Records from a data collection:
+++

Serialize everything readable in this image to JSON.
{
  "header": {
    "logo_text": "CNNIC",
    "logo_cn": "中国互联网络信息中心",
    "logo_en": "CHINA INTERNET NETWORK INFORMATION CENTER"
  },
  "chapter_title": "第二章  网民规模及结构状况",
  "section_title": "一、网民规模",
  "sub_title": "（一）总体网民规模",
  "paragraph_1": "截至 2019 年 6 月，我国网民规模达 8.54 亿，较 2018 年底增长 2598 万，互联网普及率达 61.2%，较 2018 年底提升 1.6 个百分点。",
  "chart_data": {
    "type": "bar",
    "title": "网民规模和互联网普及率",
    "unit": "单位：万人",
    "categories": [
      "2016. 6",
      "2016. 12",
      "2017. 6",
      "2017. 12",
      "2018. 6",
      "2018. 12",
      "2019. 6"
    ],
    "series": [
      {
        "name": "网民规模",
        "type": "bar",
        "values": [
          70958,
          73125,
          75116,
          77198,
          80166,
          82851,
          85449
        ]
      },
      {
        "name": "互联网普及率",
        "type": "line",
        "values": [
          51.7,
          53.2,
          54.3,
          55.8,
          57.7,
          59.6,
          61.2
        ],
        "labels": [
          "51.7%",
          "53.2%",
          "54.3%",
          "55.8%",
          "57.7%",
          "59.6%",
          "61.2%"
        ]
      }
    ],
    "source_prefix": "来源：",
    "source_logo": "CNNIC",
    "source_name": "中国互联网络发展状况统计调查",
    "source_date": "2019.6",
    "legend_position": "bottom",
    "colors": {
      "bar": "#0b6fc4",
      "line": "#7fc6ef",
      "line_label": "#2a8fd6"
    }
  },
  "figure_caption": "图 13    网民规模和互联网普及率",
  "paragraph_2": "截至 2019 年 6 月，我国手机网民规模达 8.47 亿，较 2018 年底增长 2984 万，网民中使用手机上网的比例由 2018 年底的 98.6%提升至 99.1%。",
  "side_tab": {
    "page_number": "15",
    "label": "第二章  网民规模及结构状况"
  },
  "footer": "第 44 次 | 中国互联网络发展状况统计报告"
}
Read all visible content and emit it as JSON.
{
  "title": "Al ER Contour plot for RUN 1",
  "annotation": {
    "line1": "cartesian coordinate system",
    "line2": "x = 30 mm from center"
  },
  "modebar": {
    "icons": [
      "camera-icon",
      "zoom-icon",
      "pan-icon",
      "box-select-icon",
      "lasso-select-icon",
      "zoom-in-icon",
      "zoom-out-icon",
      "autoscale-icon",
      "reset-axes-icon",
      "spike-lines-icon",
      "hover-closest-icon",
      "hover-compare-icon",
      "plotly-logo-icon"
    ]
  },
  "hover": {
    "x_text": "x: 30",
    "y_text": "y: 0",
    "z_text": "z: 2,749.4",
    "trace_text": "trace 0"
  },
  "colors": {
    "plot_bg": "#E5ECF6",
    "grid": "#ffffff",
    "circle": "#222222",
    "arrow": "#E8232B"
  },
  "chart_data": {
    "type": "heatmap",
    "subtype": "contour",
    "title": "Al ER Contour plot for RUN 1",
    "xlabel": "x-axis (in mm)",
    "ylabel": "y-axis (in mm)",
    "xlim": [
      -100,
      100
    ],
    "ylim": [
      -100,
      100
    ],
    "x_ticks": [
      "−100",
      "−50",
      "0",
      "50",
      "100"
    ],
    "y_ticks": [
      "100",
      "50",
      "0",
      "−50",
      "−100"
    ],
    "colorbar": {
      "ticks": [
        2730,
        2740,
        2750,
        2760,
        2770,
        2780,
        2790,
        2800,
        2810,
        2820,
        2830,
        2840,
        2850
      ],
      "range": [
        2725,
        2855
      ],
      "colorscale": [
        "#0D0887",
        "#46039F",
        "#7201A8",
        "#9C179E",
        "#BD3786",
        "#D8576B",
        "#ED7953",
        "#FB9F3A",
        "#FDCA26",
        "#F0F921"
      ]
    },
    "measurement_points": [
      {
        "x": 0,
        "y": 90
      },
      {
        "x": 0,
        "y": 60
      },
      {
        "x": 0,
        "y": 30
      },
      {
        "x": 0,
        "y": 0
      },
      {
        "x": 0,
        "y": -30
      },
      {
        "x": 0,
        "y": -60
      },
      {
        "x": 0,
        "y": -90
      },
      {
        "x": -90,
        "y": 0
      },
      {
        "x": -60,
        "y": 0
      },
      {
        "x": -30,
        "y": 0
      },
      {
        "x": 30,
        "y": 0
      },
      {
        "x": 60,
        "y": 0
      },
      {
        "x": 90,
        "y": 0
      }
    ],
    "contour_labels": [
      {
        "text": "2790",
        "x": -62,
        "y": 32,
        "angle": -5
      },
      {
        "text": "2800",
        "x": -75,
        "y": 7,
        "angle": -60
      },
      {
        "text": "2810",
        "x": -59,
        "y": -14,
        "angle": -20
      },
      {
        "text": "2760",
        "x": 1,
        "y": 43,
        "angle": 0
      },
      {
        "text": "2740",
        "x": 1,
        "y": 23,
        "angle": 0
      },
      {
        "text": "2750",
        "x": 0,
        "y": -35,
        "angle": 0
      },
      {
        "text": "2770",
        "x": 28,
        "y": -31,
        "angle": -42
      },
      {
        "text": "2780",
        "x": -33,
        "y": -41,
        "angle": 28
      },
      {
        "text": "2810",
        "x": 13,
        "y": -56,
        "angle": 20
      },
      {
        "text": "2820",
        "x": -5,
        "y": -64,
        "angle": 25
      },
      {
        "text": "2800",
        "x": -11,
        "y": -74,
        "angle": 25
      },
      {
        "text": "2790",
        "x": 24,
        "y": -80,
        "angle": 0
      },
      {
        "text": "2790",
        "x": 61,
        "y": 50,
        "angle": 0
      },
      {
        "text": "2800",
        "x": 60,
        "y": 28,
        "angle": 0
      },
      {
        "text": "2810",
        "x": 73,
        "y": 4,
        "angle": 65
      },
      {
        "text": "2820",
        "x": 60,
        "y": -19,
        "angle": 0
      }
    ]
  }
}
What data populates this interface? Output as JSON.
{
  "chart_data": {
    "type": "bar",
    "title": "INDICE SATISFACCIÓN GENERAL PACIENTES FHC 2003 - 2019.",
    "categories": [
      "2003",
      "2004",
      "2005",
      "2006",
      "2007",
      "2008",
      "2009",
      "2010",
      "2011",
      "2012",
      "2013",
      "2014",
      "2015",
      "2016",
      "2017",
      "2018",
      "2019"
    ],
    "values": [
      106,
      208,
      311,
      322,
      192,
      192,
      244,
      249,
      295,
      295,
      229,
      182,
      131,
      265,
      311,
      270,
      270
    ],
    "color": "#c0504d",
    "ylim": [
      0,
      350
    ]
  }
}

+++

What the task asks: Copy each line of the listing that holds the word "JSON".

Exercise output:
Serialize everything readable in this image to JSON.
Read all visible content and emit it as JSON.
What data populates this interface? Output as JSON.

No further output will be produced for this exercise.